# RECORDS SHOWN
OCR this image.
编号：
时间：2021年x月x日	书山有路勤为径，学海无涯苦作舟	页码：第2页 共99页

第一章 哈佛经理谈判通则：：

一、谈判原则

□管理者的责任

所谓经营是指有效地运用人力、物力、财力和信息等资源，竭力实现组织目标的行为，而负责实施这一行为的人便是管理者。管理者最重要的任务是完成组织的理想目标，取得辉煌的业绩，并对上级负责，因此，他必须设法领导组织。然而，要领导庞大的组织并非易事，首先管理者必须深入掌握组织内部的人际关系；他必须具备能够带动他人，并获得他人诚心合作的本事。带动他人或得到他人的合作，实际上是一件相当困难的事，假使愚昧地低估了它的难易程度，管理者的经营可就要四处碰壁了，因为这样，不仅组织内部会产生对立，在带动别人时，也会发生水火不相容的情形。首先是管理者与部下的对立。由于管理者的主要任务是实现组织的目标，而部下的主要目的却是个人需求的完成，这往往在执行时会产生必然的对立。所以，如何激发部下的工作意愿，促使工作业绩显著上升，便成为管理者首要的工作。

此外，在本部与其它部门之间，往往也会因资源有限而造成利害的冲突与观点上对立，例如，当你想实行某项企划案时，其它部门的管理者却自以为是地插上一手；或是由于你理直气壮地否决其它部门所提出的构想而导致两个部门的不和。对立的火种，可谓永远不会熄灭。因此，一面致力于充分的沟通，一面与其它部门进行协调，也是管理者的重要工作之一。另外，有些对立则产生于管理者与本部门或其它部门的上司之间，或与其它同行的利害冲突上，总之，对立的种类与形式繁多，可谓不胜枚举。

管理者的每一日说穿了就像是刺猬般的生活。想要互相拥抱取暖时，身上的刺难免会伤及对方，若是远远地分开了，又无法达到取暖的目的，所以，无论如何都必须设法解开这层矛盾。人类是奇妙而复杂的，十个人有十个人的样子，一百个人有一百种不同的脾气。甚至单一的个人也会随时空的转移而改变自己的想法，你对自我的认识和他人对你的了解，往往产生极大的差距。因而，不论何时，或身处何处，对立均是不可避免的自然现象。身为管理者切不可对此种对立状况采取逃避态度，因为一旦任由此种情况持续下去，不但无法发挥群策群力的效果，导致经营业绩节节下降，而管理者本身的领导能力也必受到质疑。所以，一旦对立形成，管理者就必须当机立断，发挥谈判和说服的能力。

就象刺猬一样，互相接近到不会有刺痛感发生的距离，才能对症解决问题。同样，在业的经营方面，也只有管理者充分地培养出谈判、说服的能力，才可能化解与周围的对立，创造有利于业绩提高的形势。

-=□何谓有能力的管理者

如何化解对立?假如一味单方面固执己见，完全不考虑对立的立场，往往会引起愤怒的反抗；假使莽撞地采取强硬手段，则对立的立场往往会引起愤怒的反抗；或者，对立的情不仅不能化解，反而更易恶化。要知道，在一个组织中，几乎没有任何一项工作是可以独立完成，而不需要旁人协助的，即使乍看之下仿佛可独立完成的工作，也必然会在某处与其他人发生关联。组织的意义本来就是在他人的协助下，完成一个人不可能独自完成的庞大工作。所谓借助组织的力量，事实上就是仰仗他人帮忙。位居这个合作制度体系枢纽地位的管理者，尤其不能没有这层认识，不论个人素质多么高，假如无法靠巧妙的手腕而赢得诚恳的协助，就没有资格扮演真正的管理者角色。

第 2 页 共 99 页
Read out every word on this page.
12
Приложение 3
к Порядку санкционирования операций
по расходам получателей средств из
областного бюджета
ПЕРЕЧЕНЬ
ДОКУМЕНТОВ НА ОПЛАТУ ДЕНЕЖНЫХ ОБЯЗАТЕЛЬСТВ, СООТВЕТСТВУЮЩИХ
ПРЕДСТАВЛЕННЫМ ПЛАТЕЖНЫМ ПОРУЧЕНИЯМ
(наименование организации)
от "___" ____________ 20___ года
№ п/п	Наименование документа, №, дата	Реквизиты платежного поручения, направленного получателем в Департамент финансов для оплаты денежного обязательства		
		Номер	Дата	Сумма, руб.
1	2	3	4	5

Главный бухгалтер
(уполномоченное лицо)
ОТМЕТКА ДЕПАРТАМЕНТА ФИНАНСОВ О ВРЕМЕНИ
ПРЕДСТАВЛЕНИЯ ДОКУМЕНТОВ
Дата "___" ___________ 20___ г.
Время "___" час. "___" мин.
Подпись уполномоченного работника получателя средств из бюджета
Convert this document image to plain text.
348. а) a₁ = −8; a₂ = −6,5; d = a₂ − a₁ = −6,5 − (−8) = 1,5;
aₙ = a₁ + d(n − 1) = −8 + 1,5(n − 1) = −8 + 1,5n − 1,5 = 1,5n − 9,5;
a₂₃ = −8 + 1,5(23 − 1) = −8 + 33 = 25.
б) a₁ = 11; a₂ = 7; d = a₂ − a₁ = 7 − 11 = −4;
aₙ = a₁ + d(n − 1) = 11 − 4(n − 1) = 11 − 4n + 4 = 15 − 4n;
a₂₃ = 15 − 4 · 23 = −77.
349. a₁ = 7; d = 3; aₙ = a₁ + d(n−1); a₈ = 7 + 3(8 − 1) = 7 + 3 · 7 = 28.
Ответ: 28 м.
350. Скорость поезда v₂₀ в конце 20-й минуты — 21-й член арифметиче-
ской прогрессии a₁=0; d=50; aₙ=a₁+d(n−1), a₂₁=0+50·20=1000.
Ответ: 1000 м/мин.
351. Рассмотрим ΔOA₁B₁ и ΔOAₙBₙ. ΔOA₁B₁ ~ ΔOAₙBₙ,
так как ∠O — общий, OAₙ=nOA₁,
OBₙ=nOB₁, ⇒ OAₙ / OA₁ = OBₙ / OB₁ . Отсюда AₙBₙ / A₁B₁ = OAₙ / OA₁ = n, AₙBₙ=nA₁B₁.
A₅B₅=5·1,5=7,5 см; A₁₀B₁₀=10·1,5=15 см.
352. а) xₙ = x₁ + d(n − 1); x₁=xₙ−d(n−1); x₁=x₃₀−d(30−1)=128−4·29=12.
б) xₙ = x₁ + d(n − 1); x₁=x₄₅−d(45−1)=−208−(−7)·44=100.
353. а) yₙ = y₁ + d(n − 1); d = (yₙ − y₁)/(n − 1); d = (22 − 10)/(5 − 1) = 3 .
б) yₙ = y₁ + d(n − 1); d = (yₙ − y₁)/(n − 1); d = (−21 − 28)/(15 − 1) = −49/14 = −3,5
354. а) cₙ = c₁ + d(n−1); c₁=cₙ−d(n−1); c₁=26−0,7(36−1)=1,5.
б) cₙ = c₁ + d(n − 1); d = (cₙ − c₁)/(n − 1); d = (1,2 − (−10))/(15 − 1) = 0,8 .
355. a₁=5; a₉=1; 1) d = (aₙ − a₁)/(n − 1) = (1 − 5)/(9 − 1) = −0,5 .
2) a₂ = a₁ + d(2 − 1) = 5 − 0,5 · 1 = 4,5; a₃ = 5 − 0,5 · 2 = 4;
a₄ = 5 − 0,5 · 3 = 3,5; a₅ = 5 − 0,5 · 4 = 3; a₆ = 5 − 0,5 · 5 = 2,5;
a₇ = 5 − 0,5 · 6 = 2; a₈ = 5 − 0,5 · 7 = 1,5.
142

# WHAT THE EXERCISE ASKS
Take every line containing the word "image" and copy it.

# CORRECT RESPONSE
OCR this image.
Convert this document image to plain text.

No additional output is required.